→ **Your instructions**
Transcribe the records that follow exactly. Skip the pictures.

→ **Raw data**
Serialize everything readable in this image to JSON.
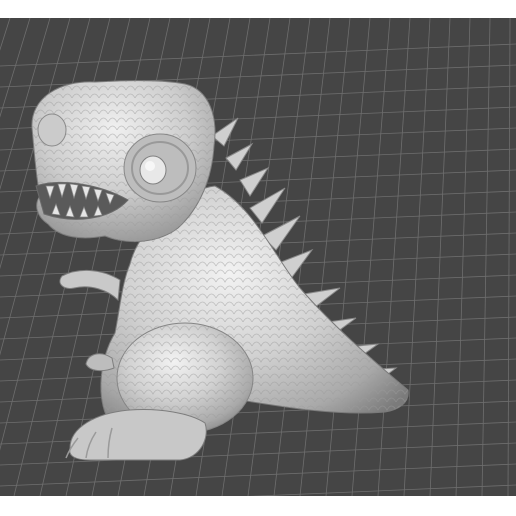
{
  "viewport": {
    "background_color": "#454545",
    "grid_color": "#6e6e6e",
    "model_color": "#d6d6d6",
    "model_name": "dinosaur-model",
    "grid_visible": true
  }
}
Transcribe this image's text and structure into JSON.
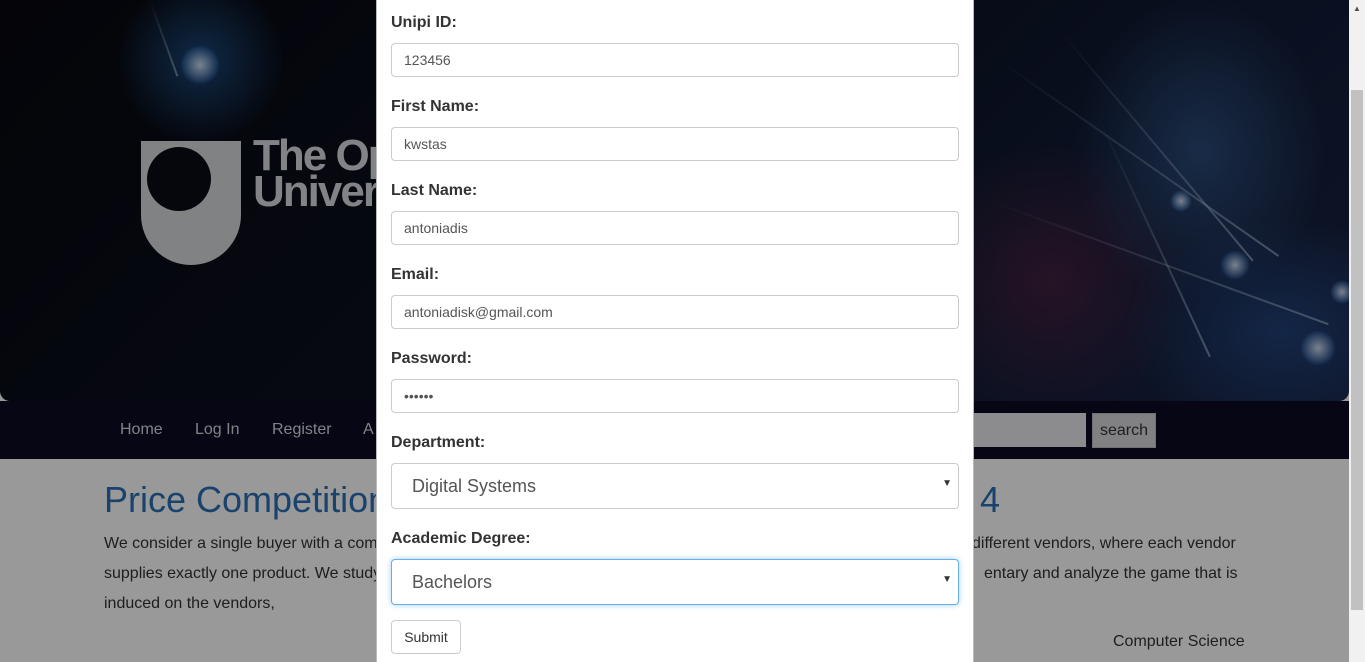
{
  "hero": {
    "logo_text_line1": "The Op",
    "logo_text_line2": "Univer"
  },
  "nav": {
    "items": [
      "Home",
      "Log In",
      "Register",
      "A"
    ],
    "search_button": "search",
    "search_placeholder": ""
  },
  "article": {
    "title": "Price Competition",
    "title_end": "4",
    "body_left": [
      "We consider a single buyer with a com",
      "supplies exactly one product. We study",
      "induced on the vendors,"
    ],
    "body_right": [
      "different vendors, where each vendor",
      "entary and analyze the game that is"
    ],
    "category": "Computer Science"
  },
  "form": {
    "unipi_id": {
      "label": "Unipi ID:",
      "value": "123456"
    },
    "first_name": {
      "label": "First Name:",
      "value": "kwstas"
    },
    "last_name": {
      "label": "Last Name:",
      "value": "antoniadis"
    },
    "email": {
      "label": "Email:",
      "value": "antoniadisk@gmail.com"
    },
    "password": {
      "label": "Password:",
      "value": "••••••"
    },
    "department": {
      "label": "Department:",
      "value": "Digital Systems"
    },
    "degree": {
      "label": "Academic Degree:",
      "value": "Bachelors"
    },
    "submit_label": "Submit"
  },
  "icons": {
    "caret": "▼",
    "scroll_up": "▲"
  }
}
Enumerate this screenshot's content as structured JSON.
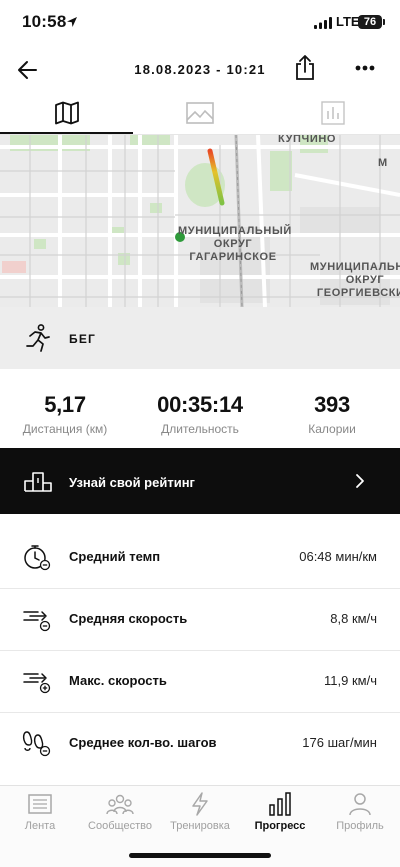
{
  "status_bar": {
    "time": "10:58",
    "network": "LTE",
    "battery": "76"
  },
  "header": {
    "title": "18.08.2023 - 10:21"
  },
  "tabs": [
    {
      "name": "map",
      "icon": "map-icon",
      "active": true
    },
    {
      "name": "photos",
      "icon": "image-icon",
      "active": false
    },
    {
      "name": "stats",
      "icon": "bar-chart-icon",
      "active": false
    }
  ],
  "map": {
    "labels": {
      "kupchino": "КУПЧИНО",
      "district_1": [
        "МУНИЦИПАЛЬНЫЙ",
        "ОКРУГ",
        "ГАГАРИНСКОЕ"
      ],
      "district_2": [
        "МУНИЦИПАЛЬНЫЙ",
        "ОКРУГ",
        "ГЕОРГИЕВСКИЙ"
      ],
      "edge_m": "М"
    }
  },
  "activity": {
    "label": "БЕГ",
    "icon": "runner-icon"
  },
  "stats": [
    {
      "value": "5,17",
      "label": "Дистанция (км)"
    },
    {
      "value": "00:35:14",
      "label": "Длительность"
    },
    {
      "value": "393",
      "label": "Калории"
    }
  ],
  "rating": {
    "label": "Узнай свой рейтинг",
    "icon": "podium-icon"
  },
  "metrics": [
    {
      "label": "Средний темп",
      "value": "06:48 мин/км",
      "icon": "stopwatch-icon"
    },
    {
      "label": "Средняя скорость",
      "value": "8,8 км/ч",
      "icon": "speed-minus-icon"
    },
    {
      "label": "Макс. скорость",
      "value": "11,9 км/ч",
      "icon": "speed-plus-icon"
    },
    {
      "label": "Среднее кол-во. шагов",
      "value": "176 шаг/мин",
      "icon": "footsteps-icon"
    }
  ],
  "nav": [
    {
      "label": "Лента",
      "icon": "feed-icon",
      "active": false
    },
    {
      "label": "Сообщество",
      "icon": "community-icon",
      "active": false
    },
    {
      "label": "Тренировка",
      "icon": "lightning-icon",
      "active": false
    },
    {
      "label": "Прогресс",
      "icon": "progress-icon",
      "active": true
    },
    {
      "label": "Профиль",
      "icon": "profile-icon",
      "active": false
    }
  ],
  "colors": {
    "accent": "#0d0d0d",
    "route_start": "#2e9a3a",
    "route_hot": "#e84a26",
    "route_warm": "#e6c229",
    "park": "#cfe6c4"
  }
}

→ **Response**
Serialize everything readable in this image to JSON.
{
  "viewport": {
    "background_color": "#454545",
    "grid_color": "#6e6e6e",
    "model_color": "#d6d6d6",
    "model_name": "dinosaur-model",
    "grid_visible": true
  }
}
Transcribe this image's text and structure into JSON.
{
  "hero": {
    "logo_text_line1": "The Op",
    "logo_text_line2": "Univer"
  },
  "nav": {
    "items": [
      "Home",
      "Log In",
      "Register",
      "A"
    ],
    "search_button": "search",
    "search_placeholder": ""
  },
  "article": {
    "title": "Price Competition",
    "title_end": "4",
    "body_left": [
      "We consider a single buyer with a com",
      "supplies exactly one product. We study",
      "induced on the vendors,"
    ],
    "body_right": [
      "different vendors, where each vendor",
      "entary and analyze the game that is"
    ],
    "category": "Computer Science"
  },
  "form": {
    "unipi_id": {
      "label": "Unipi ID:",
      "value": "123456"
    },
    "first_name": {
      "label": "First Name:",
      "value": "kwstas"
    },
    "last_name": {
      "label": "Last Name:",
      "value": "antoniadis"
    },
    "email": {
      "label": "Email:",
      "value": "antoniadisk@gmail.com"
    },
    "password": {
      "label": "Password:",
      "value": "••••••"
    },
    "department": {
      "label": "Department:",
      "value": "Digital Systems"
    },
    "degree": {
      "label": "Academic Degree:",
      "value": "Bachelors"
    },
    "submit_label": "Submit"
  },
  "icons": {
    "caret": "▼",
    "scroll_up": "▲"
  }
}
Enumerate this screenshot's content as structured JSON.
{
  "status_bar": {
    "time": "10:58",
    "network": "LTE",
    "battery": "76"
  },
  "header": {
    "title": "18.08.2023 - 10:21"
  },
  "tabs": [
    {
      "name": "map",
      "icon": "map-icon",
      "active": true
    },
    {
      "name": "photos",
      "icon": "image-icon",
      "active": false
    },
    {
      "name": "stats",
      "icon": "bar-chart-icon",
      "active": false
    }
  ],
  "map": {
    "labels": {
      "kupchino": "КУПЧИНО",
      "district_1": [
        "МУНИЦИПАЛЬНЫЙ",
        "ОКРУГ",
        "ГАГАРИНСКОЕ"
      ],
      "district_2": [
        "МУНИЦИПАЛЬНЫЙ",
        "ОКРУГ",
        "ГЕОРГИЕВСКИЙ"
      ],
      "edge_m": "М"
    }
  },
  "activity": {
    "label": "БЕГ",
    "icon": "runner-icon"
  },
  "stats": [
    {
      "value": "5,17",
      "label": "Дистанция (км)"
    },
    {
      "value": "00:35:14",
      "label": "Длительность"
    },
    {
      "value": "393",
      "label": "Калории"
    }
  ],
  "rating": {
    "label": "Узнай свой рейтинг",
    "icon": "podium-icon"
  },
  "metrics": [
    {
      "label": "Средний темп",
      "value": "06:48 мин/км",
      "icon": "stopwatch-icon"
    },
    {
      "label": "Средняя скорость",
      "value": "8,8 км/ч",
      "icon": "speed-minus-icon"
    },
    {
      "label": "Макс. скорость",
      "value": "11,9 км/ч",
      "icon": "speed-plus-icon"
    },
    {
      "label": "Среднее кол-во. шагов",
      "value": "176 шаг/мин",
      "icon": "footsteps-icon"
    }
  ],
  "nav": [
    {
      "label": "Лента",
      "icon": "feed-icon",
      "active": false
    },
    {
      "label": "Сообщество",
      "icon": "community-icon",
      "active": false
    },
    {
      "label": "Тренировка",
      "icon": "lightning-icon",
      "active": false
    },
    {
      "label": "Прогресс",
      "icon": "progress-icon",
      "active": true
    },
    {
      "label": "Профиль",
      "icon": "profile-icon",
      "active": false
    }
  ],
  "colors": {
    "accent": "#0d0d0d",
    "route_start": "#2e9a3a",
    "route_hot": "#e84a26",
    "route_warm": "#e6c229",
    "park": "#cfe6c4"
  }
}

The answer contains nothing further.